··· Material provided ···
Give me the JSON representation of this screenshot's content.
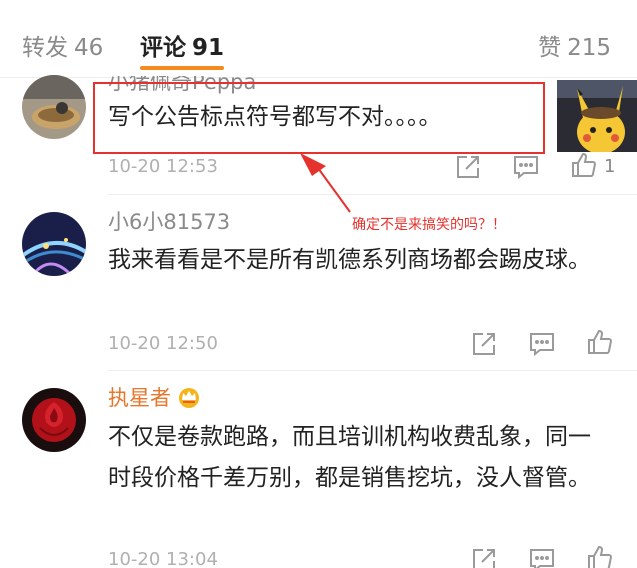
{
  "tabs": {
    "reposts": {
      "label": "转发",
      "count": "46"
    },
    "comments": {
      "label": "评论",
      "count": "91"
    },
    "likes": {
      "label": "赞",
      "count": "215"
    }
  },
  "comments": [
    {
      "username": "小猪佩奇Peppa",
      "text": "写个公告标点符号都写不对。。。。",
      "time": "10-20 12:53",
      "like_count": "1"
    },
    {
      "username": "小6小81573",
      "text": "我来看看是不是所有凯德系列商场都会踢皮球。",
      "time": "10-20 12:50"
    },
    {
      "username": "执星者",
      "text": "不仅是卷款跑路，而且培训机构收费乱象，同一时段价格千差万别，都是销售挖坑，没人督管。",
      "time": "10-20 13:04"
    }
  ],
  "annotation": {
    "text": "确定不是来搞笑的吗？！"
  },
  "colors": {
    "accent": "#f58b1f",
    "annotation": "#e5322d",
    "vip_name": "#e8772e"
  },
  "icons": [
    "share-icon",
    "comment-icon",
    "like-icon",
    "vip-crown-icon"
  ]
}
···
### Short task
Repeat each entry exactly as it appears; skip any picture.

### Correct response
Give me the JSON representation of this screenshot's content.
{
  "tabs": {
    "reposts": {
      "label": "转发",
      "count": "46"
    },
    "comments": {
      "label": "评论",
      "count": "91"
    },
    "likes": {
      "label": "赞",
      "count": "215"
    }
  },
  "comments": [
    {
      "username": "小猪佩奇Peppa",
      "text": "写个公告标点符号都写不对。。。。",
      "time": "10-20 12:53",
      "like_count": "1"
    },
    {
      "username": "小6小81573",
      "text": "我来看看是不是所有凯德系列商场都会踢皮球。",
      "time": "10-20 12:50"
    },
    {
      "username": "执星者",
      "text": "不仅是卷款跑路，而且培训机构收费乱象，同一时段价格千差万别，都是销售挖坑，没人督管。",
      "time": "10-20 13:04"
    }
  ],
  "annotation": {
    "text": "确定不是来搞笑的吗？！"
  },
  "colors": {
    "accent": "#f58b1f",
    "annotation": "#e5322d",
    "vip_name": "#e8772e"
  },
  "icons": [
    "share-icon",
    "comment-icon",
    "like-icon",
    "vip-crown-icon"
  ]
}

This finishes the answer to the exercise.